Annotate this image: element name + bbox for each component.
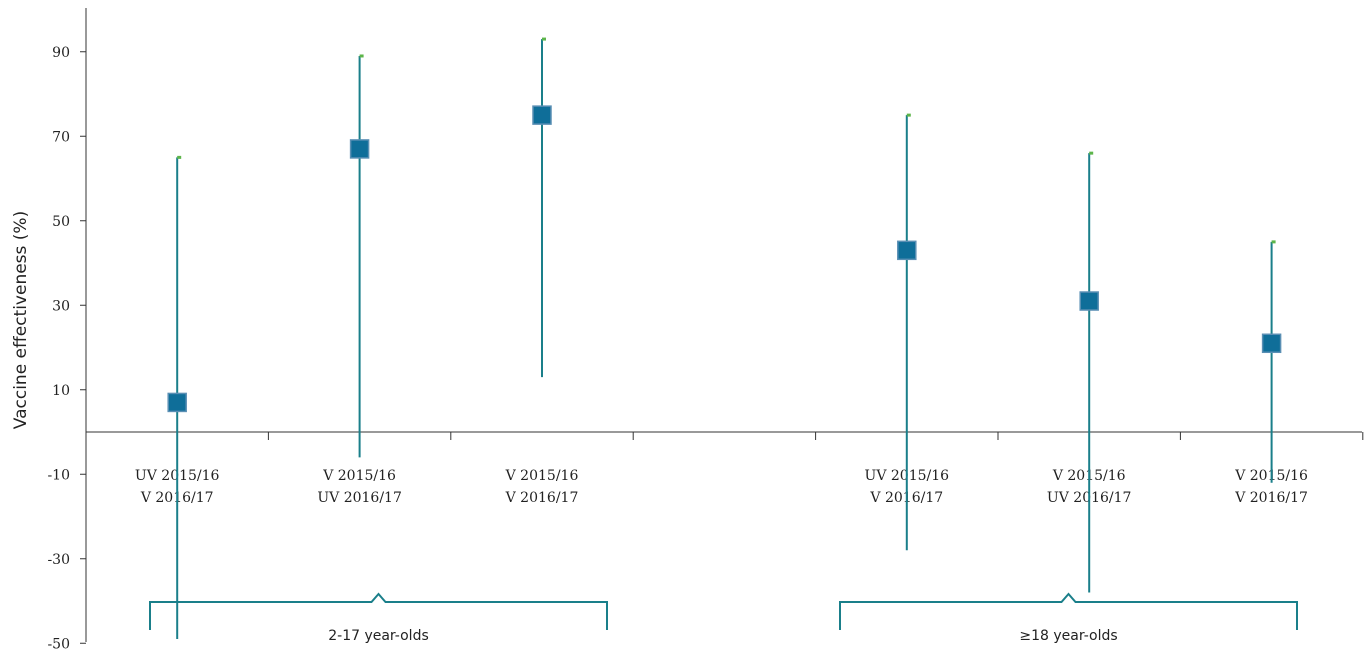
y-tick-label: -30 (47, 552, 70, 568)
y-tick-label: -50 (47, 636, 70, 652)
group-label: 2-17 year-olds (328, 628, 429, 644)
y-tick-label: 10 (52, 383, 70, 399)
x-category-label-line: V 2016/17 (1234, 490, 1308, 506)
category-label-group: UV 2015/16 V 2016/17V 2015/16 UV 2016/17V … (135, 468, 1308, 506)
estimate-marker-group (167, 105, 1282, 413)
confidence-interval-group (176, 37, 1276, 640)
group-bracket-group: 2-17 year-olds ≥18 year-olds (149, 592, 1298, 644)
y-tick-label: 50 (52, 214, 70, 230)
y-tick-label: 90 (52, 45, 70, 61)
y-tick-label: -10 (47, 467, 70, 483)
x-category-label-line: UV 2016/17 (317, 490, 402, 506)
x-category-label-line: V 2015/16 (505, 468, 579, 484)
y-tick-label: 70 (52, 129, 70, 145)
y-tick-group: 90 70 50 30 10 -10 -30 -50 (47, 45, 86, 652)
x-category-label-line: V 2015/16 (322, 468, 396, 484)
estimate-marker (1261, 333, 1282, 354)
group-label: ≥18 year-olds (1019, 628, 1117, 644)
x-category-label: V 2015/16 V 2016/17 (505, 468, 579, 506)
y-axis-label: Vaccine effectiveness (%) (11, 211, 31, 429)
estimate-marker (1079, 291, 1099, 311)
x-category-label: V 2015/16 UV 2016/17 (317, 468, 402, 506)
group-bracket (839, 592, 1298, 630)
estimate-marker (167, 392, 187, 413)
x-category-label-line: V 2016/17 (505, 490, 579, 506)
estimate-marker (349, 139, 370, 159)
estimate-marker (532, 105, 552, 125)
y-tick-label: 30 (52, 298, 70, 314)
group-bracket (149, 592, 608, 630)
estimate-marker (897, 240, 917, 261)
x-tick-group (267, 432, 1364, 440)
------------------------------------------------------------------------
● **What to do**: Please rewrite the lines of the records above, substituting "y-axis-tick-label" for every "y-tick-label" and leaving everything else unchanged. Leave out the pictures.

● **Result**:
Annotate this image: element name + bbox for each component.
y-axis-tick-label: -30 (47, 552, 70, 568)
y-axis-tick-label: -50 (47, 636, 70, 652)
group-label: 2-17 year-olds (328, 628, 429, 644)
y-axis-tick-label: 10 (52, 383, 70, 399)
x-category-label-line: V 2016/17 (1234, 490, 1308, 506)
category-label-group: UV 2015/16 V 2016/17V 2015/16 UV 2016/17V … (135, 468, 1308, 506)
estimate-marker-group (167, 105, 1282, 413)
confidence-interval-group (176, 37, 1276, 640)
group-bracket-group: 2-17 year-olds ≥18 year-olds (149, 592, 1298, 644)
y-axis-tick-label: 50 (52, 214, 70, 230)
y-axis-tick-label: 90 (52, 45, 70, 61)
y-axis-tick-label: -10 (47, 467, 70, 483)
x-category-label-line: UV 2016/17 (317, 490, 402, 506)
x-category-label-line: V 2015/16 (505, 468, 579, 484)
y-axis-tick-label: 70 (52, 129, 70, 145)
y-tick-group: 90 70 50 30 10 -10 -30 -50 (47, 45, 86, 652)
x-category-label-line: V 2015/16 (322, 468, 396, 484)
estimate-marker (1261, 333, 1282, 354)
group-label: ≥18 year-olds (1019, 628, 1117, 644)
x-category-label: V 2015/16 V 2016/17 (505, 468, 579, 506)
y-axis-label: Vaccine effectiveness (%) (11, 211, 31, 429)
estimate-marker (1079, 291, 1099, 311)
x-category-label: V 2015/16 UV 2016/17 (317, 468, 402, 506)
group-bracket (839, 592, 1298, 630)
estimate-marker (167, 392, 187, 413)
x-category-label-line: V 2016/17 (505, 490, 579, 506)
estimate-marker (349, 139, 370, 159)
estimate-marker (532, 105, 552, 125)
y-axis-tick-label: 30 (52, 298, 70, 314)
group-bracket (149, 592, 608, 630)
estimate-marker (897, 240, 917, 261)
x-tick-group (267, 432, 1364, 440)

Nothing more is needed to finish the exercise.